▸ INPUT DATA
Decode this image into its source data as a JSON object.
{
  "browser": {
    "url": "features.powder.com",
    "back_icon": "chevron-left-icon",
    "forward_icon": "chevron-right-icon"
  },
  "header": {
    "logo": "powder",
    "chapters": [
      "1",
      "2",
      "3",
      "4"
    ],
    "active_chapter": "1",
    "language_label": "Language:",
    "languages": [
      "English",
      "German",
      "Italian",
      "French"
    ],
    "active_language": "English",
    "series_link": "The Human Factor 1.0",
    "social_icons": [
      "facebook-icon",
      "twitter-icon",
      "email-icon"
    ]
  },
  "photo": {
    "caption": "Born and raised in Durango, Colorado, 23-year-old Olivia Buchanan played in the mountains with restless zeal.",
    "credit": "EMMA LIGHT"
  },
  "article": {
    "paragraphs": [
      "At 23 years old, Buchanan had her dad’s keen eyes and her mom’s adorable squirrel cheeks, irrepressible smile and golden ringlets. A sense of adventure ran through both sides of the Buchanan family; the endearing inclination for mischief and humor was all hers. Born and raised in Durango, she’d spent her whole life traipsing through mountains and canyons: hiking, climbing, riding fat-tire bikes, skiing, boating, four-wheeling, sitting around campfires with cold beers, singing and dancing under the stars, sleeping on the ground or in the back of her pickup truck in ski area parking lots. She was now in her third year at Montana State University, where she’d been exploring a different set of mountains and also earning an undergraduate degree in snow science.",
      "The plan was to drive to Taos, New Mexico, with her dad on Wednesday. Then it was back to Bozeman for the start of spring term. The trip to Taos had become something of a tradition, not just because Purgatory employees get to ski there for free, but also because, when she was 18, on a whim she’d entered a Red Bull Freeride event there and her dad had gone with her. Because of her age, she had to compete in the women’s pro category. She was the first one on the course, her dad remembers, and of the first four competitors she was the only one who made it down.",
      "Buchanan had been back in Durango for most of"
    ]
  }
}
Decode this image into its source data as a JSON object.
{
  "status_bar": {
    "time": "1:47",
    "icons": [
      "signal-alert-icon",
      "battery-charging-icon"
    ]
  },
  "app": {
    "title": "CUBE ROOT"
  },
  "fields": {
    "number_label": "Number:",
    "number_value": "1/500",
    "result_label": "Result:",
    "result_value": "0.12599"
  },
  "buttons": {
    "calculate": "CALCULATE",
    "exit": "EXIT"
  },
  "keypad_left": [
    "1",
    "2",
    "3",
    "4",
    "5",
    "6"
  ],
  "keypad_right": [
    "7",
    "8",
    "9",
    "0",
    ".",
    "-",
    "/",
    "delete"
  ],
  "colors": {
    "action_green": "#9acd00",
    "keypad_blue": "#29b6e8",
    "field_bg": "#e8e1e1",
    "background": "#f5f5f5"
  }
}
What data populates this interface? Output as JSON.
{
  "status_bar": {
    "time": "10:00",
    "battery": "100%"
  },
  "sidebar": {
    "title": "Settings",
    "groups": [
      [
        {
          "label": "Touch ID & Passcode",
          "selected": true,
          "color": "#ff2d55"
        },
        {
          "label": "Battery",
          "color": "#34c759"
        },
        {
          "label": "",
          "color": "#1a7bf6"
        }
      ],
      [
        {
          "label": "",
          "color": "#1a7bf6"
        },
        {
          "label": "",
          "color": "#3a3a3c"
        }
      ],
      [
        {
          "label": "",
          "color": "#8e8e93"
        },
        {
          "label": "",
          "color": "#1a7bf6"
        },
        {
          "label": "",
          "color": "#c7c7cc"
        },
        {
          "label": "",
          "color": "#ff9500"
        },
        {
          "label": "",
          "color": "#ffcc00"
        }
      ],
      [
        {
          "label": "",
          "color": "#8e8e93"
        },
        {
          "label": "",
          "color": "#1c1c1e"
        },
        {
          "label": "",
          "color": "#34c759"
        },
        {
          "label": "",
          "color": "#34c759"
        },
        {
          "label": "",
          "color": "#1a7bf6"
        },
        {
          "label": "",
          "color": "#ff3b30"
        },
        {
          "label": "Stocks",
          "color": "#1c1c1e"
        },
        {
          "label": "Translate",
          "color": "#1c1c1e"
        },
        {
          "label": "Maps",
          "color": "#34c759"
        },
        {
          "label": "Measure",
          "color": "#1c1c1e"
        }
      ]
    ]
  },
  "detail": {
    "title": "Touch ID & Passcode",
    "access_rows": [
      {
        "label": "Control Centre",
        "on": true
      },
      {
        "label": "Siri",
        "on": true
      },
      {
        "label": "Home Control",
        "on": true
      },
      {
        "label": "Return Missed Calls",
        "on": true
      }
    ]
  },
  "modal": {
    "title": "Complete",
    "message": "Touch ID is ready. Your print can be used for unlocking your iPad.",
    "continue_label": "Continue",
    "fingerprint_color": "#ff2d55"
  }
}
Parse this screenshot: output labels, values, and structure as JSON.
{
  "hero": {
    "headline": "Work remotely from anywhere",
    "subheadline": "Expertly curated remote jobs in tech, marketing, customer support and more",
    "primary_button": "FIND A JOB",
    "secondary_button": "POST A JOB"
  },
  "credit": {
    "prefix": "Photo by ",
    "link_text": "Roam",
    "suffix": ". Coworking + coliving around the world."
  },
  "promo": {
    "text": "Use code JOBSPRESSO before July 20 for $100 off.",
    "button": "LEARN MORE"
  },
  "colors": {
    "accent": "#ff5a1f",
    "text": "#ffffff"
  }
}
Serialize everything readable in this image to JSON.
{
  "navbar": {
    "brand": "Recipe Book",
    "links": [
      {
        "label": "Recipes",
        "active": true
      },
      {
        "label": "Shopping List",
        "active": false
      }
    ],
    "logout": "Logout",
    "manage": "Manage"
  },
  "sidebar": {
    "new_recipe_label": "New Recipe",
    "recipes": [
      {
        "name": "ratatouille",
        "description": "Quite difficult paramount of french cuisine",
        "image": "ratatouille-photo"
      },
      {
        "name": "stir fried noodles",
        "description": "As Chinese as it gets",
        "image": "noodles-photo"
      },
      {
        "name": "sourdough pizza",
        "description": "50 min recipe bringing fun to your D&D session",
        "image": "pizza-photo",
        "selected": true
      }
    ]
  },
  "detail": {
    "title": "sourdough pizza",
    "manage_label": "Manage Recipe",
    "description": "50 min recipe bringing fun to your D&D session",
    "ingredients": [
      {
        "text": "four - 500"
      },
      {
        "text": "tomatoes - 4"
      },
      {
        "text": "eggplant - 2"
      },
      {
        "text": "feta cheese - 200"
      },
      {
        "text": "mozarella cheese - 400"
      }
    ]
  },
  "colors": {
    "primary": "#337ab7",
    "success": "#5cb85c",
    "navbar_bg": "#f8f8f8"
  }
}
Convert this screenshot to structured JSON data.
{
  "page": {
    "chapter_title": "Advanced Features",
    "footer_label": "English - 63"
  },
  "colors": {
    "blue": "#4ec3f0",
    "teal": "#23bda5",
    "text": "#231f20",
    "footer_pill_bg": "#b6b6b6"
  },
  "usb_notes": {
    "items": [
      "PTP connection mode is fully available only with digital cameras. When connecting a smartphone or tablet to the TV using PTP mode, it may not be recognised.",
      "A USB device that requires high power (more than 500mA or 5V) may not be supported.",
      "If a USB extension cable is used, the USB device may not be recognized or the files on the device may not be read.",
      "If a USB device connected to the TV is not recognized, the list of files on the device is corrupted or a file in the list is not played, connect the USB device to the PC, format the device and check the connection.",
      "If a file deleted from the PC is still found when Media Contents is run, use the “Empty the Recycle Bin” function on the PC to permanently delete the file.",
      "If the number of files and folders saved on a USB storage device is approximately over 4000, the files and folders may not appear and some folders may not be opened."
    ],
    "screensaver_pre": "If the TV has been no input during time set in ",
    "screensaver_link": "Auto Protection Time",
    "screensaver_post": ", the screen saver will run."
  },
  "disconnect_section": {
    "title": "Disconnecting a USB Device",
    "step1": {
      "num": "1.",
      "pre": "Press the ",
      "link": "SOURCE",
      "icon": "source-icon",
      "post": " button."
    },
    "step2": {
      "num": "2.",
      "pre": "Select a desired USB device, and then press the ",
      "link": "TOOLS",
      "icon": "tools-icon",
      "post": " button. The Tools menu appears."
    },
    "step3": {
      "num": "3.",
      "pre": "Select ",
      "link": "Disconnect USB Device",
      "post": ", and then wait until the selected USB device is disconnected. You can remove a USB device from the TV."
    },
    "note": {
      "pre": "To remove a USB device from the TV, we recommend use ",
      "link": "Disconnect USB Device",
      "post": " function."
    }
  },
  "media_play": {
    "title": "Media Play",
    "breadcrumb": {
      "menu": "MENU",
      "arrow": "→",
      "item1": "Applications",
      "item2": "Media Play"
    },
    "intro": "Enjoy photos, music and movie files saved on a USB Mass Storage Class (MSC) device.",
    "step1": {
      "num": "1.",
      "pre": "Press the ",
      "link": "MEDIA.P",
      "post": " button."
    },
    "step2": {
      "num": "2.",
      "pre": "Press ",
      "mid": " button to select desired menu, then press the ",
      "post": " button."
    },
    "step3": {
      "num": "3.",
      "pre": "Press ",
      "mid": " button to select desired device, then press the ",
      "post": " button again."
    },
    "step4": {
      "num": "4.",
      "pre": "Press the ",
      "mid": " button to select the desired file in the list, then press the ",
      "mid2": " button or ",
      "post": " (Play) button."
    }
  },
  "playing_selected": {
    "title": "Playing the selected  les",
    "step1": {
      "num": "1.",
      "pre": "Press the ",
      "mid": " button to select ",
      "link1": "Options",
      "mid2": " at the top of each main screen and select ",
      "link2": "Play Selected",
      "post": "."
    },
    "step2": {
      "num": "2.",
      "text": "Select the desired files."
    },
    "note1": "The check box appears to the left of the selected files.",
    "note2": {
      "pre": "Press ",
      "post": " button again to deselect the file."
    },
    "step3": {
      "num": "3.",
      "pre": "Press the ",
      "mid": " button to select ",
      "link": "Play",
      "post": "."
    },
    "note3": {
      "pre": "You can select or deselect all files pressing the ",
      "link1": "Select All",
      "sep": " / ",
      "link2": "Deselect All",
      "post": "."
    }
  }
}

▸ YOUR INSTRUCTIONS
Pull out every line of the entries that includes the word "function".

▸ OUTPUT FOR THIS EXERCISE
      "If a file deleted from the PC is still found when Media Contents is run, use the “Empty the Recycle Bin” function on the PC to permanently delete the file.",
      "post": " function."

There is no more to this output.